Extract each line of the data below exactly as written.

— START OF Entries —

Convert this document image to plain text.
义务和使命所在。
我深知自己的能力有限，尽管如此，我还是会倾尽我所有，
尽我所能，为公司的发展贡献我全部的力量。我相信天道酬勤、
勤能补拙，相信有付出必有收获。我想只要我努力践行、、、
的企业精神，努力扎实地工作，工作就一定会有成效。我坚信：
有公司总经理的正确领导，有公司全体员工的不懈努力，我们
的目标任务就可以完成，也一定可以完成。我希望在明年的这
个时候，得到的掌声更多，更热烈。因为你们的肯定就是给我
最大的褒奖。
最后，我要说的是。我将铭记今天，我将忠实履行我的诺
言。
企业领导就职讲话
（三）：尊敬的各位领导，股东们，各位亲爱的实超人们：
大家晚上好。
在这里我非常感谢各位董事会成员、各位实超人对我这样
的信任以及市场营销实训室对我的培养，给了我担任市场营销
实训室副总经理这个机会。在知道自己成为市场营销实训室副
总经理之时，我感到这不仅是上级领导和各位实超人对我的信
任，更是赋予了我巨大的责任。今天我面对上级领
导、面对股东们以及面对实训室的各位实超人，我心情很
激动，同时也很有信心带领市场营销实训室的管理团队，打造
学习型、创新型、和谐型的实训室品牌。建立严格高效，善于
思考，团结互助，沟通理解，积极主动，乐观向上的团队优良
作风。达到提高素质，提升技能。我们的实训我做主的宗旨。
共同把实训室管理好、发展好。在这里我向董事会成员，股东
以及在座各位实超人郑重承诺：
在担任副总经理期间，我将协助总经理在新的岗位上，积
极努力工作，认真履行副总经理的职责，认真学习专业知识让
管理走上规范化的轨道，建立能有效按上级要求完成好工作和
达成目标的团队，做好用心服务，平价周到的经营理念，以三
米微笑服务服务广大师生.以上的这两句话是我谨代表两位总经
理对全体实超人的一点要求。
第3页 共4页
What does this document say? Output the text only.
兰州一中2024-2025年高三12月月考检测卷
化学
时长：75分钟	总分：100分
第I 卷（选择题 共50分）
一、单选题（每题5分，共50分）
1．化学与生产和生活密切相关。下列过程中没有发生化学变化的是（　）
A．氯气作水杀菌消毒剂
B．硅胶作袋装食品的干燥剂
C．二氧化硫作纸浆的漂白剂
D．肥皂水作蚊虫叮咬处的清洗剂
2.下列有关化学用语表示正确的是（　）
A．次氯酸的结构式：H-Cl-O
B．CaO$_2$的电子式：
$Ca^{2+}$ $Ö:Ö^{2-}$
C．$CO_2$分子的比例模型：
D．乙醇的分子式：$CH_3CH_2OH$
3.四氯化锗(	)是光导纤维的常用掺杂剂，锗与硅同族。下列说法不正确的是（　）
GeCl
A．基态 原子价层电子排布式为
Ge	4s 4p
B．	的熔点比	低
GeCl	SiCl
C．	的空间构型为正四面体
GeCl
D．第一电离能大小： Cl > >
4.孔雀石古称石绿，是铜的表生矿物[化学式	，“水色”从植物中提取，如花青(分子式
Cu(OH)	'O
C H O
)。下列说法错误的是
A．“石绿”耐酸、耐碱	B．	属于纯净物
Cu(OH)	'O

— END OF Entries —

Answer to the task
Convert this document image to plain text.
义务和使命所在。
我深知自己的能力有限，尽管如此，我还是会倾尽我所有，
尽我所能，为公司的发展贡献我全部的力量。我相信天道酬勤、
勤能补拙，相信有付出必有收获。我想只要我努力践行、、、
的企业精神，努力扎实地工作，工作就一定会有成效。我坚信：
有公司总经理的正确领导，有公司全体员工的不懈努力，我们
的目标任务就可以完成，也一定可以完成。我希望在明年的这
个时候，得到的掌声更多，更热烈。因为你们的肯定就是给我
最大的褒奖。
最后，我要说的是。我将铭记今天，我将忠实履行我的诺
言。
企业领导就职讲话
（三）：尊敬的各位领导，股东们，各位亲爱的实超人们：
大家晚上好。
在这里我非常感谢各位董事会成员、各位实超人对我这样
的信任以及市场营销实训室对我的培养，给了我担任市场营销
实训室副总经理这个机会。在知道自己成为市场营销实训室副
总经理之时，我感到这不仅是上级领导和各位实超人对我的信
任，更是赋予了我巨大的责任。今天我面对上级领
导、面对股东们以及面对实训室的各位实超人，我心情很
激动，同时也很有信心带领市场营销实训室的管理团队，打造
学习型、创新型、和谐型的实训室品牌。建立严格高效，善于
思考，团结互助，沟通理解，积极主动，乐观向上的团队优良
作风。达到提高素质，提升技能。我们的实训我做主的宗旨。
共同把实训室管理好、发展好。在这里我向董事会成员，股东
以及在座各位实超人郑重承诺：
在担任副总经理期间，我将协助总经理在新的岗位上，积
极努力工作，认真履行副总经理的职责，认真学习专业知识让
管理走上规范化的轨道，建立能有效按上级要求完成好工作和
达成目标的团队，做好用心服务，平价周到的经营理念，以三
米微笑服务服务广大师生.以上的这两句话是我谨代表两位总经
理对全体实超人的一点要求。
第3页 共4页
What does this document say? Output the text only.
兰州一中2024-2025年高三12月月考检测卷
化学
时长：75分钟	总分：100分
第I 卷（选择题 共50分）
一、单选题（每题5分，共50分）
1．化学与生产和生活密切相关。下列过程中没有发生化学变化的是（　）
A．氯气作水杀菌消毒剂
B．硅胶作袋装食品的干燥剂
C．二氧化硫作纸浆的漂白剂
D．肥皂水作蚊虫叮咬处的清洗剂
2.下列有关化学用语表示正确的是（　）
A．次氯酸的结构式：H-Cl-O
B．CaO$_2$的电子式：
$Ca^{2+}$ $Ö:Ö^{2-}$
C．$CO_2$分子的比例模型：
D．乙醇的分子式：$CH_3CH_2OH$
3.四氯化锗(	)是光导纤维的常用掺杂剂，锗与硅同族。下列说法不正确的是（　）
GeCl
A．基态 原子价层电子排布式为
Ge	4s 4p
B．	的熔点比	低
GeCl	SiCl
C．	的空间构型为正四面体
GeCl
D．第一电离能大小： Cl > >
4.孔雀石古称石绿，是铜的表生矿物[化学式	，“水色”从植物中提取，如花青(分子式
Cu(OH)	'O
C H O
)。下列说法错误的是
A．“石绿”耐酸、耐碱	B．	属于纯净物
Cu(OH)	'O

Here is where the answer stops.